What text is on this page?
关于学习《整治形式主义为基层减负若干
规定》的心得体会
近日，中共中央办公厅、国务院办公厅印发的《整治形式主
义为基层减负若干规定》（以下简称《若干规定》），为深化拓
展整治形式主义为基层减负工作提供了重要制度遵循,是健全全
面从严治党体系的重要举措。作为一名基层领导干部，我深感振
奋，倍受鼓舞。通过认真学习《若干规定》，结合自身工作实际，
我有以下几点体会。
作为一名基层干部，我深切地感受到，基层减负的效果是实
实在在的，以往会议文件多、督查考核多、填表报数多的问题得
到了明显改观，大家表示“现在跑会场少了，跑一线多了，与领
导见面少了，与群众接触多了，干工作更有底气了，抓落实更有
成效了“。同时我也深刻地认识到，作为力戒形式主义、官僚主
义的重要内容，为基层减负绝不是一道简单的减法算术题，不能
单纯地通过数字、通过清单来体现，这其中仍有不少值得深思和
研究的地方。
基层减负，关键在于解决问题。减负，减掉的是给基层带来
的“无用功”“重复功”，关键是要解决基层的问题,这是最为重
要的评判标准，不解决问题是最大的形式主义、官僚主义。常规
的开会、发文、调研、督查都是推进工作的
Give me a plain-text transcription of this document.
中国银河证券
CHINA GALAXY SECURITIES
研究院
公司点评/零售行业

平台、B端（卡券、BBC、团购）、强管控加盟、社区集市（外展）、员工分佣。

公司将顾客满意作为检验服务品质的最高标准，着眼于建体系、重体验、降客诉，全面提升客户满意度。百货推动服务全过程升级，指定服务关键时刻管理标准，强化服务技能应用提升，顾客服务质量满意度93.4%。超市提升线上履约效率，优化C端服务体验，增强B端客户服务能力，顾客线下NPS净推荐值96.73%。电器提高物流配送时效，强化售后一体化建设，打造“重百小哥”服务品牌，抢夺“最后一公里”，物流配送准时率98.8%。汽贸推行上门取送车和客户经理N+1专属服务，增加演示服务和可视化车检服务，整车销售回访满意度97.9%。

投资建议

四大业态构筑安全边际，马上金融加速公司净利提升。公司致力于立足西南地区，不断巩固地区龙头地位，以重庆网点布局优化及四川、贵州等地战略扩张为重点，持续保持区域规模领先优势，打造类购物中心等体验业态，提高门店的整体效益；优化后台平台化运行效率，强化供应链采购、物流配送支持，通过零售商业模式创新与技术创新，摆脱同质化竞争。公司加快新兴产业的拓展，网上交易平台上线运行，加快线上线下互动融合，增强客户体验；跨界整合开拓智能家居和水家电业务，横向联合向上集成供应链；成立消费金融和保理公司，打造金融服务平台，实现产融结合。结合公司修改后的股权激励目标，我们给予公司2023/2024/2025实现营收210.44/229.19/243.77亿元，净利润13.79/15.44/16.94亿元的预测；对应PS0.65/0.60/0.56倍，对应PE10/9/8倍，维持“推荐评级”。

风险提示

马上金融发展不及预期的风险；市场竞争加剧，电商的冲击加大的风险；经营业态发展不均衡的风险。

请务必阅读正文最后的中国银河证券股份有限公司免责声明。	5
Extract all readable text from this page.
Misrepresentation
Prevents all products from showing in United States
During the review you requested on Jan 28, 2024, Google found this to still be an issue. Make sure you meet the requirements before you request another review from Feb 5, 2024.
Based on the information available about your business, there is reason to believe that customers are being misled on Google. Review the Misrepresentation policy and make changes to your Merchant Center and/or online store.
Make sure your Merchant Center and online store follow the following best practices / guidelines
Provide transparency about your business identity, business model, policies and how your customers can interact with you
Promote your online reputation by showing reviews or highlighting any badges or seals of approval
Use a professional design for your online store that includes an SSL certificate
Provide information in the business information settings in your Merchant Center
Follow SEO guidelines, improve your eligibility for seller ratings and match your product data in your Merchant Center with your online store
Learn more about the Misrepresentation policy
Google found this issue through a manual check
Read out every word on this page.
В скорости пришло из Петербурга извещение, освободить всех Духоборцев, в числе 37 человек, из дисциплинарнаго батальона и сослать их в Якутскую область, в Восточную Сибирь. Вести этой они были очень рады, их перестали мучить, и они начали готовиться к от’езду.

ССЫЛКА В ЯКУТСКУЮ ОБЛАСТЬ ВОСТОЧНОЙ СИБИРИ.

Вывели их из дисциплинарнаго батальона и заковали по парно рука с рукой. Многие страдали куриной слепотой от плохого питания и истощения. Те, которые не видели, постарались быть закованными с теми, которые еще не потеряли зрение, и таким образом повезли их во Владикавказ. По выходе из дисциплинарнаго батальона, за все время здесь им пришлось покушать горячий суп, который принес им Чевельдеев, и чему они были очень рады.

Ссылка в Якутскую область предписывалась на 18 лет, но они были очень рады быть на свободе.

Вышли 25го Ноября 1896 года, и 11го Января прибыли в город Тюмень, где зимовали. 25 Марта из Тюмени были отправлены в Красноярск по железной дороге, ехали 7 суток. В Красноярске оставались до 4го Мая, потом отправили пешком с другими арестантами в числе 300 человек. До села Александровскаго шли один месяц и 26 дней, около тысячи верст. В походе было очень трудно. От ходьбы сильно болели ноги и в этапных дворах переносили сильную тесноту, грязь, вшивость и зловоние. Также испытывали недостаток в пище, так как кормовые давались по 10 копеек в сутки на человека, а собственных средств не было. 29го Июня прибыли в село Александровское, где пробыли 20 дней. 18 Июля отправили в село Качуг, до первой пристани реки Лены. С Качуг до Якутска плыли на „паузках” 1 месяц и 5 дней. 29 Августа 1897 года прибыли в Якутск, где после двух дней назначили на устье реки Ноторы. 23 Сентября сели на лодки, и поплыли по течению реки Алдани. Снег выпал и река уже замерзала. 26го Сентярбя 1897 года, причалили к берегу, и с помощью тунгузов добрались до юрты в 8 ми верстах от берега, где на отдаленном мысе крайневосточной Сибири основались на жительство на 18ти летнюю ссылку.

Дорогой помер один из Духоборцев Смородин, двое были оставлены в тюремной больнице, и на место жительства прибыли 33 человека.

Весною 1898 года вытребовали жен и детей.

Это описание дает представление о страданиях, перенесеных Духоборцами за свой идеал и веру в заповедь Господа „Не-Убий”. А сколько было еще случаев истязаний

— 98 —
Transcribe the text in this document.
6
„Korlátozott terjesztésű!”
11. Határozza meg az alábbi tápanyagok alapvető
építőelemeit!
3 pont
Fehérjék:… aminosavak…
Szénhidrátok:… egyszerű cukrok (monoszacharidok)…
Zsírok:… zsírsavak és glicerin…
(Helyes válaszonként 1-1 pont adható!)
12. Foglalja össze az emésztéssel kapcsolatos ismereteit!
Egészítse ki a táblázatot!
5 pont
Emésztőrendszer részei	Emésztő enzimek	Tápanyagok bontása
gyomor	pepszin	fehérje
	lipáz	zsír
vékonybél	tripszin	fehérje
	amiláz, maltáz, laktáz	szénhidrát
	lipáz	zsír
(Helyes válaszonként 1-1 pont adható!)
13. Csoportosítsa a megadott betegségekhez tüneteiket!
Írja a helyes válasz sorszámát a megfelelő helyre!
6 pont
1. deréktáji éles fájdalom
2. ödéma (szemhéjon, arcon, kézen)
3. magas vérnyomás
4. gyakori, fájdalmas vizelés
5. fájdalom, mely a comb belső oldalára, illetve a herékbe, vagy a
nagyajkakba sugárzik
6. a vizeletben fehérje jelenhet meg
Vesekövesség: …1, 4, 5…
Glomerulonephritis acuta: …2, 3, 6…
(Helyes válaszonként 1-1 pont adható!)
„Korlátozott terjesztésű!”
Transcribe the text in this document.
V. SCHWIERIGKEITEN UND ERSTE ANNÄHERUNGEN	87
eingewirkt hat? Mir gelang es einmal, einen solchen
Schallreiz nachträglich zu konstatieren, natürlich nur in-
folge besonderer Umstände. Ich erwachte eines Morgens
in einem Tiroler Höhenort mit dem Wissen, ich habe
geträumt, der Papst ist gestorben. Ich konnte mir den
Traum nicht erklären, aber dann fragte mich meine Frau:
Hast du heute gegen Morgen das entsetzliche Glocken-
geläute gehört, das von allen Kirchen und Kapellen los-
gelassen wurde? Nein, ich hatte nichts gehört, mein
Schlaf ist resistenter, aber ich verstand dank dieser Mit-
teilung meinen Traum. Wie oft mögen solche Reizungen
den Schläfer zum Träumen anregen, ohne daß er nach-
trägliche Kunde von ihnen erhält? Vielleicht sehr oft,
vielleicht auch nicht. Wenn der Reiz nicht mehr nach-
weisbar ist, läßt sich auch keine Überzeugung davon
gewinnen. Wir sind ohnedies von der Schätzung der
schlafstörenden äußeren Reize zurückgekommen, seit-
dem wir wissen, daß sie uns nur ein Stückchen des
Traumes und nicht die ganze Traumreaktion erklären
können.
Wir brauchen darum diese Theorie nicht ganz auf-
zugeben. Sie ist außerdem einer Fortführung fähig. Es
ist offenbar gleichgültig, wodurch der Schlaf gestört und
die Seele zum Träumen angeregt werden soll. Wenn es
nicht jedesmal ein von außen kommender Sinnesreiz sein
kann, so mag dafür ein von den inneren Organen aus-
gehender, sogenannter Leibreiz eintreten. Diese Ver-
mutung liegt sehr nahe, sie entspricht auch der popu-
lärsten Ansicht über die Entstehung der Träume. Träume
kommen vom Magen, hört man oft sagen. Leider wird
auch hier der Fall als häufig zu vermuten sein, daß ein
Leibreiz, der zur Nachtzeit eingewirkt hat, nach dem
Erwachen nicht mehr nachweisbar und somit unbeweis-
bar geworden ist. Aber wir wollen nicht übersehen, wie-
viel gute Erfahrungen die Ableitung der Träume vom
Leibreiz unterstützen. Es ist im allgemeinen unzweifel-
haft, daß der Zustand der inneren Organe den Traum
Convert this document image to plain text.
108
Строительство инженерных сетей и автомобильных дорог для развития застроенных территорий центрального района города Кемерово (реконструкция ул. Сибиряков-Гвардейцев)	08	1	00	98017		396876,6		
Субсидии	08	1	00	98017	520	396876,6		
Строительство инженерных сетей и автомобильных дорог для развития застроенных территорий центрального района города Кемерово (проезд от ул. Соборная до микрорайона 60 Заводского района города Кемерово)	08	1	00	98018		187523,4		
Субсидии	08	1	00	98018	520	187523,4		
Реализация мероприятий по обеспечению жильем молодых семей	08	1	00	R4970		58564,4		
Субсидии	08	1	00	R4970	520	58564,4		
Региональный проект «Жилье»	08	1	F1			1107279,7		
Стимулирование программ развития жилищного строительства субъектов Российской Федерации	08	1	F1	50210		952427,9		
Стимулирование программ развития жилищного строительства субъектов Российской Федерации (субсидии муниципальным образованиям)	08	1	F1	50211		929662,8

= = =

Requirement: Copy all lines from the data that hold the word "строительства".

Worked answer:
Стимулирование программ развития жилищного строительства субъектов Российской Федерации	08	1	F1	50210		952427,9		
Стимулирование программ развития жилищного строительства субъектов Российской Федерации (субсидии муниципальным образованиям)	08	1	F1	50211		929662,8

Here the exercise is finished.